Find each line containing the string "User" and return it.
======
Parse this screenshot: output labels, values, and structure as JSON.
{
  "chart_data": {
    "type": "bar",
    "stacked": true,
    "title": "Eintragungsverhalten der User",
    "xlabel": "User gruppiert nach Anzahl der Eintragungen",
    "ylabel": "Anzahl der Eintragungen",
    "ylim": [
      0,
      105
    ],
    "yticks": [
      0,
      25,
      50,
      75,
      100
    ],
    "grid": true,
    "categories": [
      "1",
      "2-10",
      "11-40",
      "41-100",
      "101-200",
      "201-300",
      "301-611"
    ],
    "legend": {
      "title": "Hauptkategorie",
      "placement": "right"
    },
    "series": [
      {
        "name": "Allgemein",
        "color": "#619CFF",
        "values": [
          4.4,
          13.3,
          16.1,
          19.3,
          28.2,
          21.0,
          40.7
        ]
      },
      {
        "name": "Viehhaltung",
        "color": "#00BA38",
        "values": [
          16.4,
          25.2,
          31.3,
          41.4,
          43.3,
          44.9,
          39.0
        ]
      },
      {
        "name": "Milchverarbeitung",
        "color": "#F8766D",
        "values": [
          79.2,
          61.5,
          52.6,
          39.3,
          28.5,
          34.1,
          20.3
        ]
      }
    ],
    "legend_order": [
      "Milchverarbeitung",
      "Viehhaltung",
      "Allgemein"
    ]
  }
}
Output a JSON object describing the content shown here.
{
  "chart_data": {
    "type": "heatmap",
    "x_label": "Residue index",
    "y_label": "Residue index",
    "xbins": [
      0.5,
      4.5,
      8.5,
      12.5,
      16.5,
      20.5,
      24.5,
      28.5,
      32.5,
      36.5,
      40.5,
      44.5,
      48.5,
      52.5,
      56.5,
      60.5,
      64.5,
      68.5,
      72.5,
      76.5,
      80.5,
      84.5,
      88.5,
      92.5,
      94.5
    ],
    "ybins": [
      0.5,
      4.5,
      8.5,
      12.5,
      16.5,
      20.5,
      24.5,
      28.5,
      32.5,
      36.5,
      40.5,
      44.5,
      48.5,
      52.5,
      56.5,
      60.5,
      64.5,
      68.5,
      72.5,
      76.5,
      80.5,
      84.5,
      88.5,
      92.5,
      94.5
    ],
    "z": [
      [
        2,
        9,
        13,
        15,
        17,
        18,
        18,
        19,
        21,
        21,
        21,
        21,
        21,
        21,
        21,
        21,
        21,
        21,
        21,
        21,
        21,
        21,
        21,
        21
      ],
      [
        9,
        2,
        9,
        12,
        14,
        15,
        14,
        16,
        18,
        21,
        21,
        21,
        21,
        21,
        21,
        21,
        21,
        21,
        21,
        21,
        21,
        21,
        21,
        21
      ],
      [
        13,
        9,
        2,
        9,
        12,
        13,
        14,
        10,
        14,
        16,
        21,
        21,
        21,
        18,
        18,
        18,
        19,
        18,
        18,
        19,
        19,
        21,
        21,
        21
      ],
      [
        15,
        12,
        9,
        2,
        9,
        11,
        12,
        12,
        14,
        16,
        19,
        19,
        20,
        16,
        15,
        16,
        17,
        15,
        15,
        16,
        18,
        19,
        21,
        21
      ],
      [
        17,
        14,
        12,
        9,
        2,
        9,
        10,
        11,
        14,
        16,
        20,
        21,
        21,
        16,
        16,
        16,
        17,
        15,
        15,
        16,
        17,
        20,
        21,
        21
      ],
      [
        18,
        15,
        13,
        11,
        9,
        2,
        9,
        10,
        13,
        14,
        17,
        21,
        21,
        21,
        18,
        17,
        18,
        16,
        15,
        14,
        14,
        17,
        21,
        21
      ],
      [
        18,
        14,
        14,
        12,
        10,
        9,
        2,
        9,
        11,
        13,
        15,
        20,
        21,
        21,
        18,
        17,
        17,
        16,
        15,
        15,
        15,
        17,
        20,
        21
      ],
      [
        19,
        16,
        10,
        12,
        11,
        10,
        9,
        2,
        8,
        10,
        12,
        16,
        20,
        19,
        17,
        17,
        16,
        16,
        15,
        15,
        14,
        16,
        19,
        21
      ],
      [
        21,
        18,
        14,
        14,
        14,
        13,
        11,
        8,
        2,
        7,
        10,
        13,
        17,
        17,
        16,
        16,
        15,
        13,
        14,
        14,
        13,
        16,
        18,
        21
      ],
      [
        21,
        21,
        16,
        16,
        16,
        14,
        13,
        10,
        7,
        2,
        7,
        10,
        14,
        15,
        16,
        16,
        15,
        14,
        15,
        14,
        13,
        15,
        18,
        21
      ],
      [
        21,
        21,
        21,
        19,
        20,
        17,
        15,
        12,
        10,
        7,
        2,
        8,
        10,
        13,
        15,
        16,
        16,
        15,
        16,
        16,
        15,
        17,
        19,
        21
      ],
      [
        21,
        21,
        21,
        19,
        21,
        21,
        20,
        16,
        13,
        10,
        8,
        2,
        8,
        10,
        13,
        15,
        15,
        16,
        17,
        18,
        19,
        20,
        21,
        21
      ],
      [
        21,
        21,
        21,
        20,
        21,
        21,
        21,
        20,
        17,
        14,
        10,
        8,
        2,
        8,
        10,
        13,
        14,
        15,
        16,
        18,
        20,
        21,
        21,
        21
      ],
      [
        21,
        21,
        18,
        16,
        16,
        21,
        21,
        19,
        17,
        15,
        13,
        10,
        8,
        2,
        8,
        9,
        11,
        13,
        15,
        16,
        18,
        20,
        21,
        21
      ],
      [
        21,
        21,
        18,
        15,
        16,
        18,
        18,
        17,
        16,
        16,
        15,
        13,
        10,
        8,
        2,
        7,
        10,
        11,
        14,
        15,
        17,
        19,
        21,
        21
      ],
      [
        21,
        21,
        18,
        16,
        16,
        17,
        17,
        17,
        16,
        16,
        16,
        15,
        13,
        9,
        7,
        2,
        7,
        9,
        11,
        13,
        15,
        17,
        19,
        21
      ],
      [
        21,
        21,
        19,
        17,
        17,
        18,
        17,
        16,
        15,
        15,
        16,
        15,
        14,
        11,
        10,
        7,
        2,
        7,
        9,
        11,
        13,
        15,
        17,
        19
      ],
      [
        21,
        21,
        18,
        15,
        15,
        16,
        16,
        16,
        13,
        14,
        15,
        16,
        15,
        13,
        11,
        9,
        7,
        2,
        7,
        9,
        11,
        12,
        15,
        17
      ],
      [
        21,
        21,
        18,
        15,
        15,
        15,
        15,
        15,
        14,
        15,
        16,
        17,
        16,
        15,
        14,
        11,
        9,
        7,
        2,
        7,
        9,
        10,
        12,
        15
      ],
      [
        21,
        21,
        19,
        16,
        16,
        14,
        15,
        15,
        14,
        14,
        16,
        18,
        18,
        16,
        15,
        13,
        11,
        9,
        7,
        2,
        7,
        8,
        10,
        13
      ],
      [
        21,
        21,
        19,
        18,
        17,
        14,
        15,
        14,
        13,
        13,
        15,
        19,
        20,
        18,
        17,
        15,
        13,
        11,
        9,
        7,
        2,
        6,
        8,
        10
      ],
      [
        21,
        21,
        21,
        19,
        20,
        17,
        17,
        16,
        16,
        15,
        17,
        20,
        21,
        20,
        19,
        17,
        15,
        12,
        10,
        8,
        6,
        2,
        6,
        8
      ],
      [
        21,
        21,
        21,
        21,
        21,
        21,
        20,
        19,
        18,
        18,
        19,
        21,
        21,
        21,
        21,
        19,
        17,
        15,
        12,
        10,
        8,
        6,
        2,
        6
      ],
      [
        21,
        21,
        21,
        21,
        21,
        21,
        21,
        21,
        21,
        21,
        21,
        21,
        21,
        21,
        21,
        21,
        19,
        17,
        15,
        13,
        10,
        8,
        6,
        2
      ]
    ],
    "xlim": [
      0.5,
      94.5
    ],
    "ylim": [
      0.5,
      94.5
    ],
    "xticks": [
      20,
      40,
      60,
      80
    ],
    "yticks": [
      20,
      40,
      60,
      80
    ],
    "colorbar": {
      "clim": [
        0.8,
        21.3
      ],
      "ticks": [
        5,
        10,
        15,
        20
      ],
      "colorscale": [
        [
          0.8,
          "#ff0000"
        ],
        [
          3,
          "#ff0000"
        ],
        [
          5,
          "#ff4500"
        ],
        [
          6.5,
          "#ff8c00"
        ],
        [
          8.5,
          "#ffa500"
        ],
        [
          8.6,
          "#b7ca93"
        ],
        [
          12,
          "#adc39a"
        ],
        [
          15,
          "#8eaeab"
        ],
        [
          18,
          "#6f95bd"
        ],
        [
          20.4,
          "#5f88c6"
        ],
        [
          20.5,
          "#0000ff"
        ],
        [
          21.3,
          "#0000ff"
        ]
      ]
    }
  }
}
======
** Expected answer **
    "title": "Eintragungsverhalten der User",
    "xlabel": "User gruppiert nach Anzahl der Eintragungen",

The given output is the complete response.